• Structured figure records

_ _ _ _

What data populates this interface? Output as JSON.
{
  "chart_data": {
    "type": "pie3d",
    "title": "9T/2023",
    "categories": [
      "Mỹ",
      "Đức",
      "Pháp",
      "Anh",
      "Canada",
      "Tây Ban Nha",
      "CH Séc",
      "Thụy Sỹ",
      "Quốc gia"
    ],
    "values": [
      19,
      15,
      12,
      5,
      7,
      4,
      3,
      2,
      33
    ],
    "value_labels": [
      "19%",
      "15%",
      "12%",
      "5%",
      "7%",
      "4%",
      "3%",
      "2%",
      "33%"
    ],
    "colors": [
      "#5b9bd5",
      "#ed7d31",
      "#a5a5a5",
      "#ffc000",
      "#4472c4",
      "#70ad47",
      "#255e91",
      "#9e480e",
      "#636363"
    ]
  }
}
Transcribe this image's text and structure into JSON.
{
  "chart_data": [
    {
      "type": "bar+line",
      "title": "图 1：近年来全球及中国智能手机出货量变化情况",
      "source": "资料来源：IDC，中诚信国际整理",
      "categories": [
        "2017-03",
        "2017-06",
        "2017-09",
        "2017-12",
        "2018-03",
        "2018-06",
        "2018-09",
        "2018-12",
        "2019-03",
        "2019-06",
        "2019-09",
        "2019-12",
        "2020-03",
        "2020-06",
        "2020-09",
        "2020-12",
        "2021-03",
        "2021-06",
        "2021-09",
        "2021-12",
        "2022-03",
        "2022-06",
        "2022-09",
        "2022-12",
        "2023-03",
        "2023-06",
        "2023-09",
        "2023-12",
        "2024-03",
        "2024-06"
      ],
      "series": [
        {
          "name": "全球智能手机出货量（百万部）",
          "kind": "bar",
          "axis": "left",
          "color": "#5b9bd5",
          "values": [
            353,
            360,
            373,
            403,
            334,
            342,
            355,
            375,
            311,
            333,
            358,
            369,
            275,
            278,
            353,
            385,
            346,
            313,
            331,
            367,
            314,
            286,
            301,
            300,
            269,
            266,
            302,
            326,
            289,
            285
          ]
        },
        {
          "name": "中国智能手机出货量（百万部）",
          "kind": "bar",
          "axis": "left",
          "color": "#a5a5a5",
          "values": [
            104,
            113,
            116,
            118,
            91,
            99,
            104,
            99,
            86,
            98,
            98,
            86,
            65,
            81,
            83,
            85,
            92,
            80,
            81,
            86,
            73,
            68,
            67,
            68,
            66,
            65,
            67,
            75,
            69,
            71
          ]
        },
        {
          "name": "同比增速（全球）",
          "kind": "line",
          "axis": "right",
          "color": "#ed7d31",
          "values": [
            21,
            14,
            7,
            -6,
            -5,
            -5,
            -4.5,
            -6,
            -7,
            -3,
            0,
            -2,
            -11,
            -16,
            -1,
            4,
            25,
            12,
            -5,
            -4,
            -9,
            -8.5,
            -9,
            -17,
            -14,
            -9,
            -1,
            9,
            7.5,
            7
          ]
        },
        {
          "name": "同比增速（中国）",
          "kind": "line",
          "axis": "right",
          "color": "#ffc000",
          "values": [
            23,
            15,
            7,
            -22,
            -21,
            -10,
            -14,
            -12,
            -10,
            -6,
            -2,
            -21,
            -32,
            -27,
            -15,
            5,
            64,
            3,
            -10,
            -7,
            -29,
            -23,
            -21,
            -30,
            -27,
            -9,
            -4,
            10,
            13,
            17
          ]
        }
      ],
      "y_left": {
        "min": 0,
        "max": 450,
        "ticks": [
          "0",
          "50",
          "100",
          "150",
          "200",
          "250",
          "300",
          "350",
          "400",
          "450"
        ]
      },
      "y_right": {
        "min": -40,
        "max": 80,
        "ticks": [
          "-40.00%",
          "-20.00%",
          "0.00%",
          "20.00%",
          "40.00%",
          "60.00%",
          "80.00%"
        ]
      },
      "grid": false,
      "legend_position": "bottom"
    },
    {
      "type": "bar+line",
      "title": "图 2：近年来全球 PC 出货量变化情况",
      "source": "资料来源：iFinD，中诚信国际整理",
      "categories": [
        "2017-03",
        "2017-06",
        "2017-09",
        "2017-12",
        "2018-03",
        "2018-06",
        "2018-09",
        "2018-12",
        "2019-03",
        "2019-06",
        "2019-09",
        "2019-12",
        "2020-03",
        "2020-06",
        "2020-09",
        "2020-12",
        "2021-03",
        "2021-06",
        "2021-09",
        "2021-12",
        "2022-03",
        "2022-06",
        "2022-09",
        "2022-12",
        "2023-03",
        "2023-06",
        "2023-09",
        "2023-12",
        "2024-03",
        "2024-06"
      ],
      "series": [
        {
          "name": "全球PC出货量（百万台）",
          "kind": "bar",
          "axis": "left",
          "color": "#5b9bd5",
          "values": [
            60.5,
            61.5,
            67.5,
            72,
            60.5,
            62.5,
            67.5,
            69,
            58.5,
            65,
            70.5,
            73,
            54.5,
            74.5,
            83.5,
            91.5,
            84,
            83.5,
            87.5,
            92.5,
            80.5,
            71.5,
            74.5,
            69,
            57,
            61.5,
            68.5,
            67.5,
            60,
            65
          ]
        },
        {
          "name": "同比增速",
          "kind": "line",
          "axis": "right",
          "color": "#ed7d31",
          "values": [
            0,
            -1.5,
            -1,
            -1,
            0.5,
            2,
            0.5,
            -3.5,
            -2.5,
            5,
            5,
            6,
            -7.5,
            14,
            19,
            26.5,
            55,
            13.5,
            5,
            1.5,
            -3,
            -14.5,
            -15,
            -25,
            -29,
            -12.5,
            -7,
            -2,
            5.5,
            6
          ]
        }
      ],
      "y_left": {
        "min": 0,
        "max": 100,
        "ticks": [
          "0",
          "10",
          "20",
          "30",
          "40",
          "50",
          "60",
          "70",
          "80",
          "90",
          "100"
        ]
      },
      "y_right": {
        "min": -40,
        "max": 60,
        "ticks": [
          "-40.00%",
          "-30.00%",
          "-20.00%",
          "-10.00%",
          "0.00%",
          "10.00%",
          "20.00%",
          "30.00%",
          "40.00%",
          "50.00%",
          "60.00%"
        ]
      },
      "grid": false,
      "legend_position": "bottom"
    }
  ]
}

_ _ _ _

• REQUIRED WORK
Out of the material above, select every line that holds the string "资料来源".

• EXERCISE ANSWER
      "source": "资料来源：IDC，中诚信国际整理",
      "source": "资料来源：iFinD，中诚信国际整理",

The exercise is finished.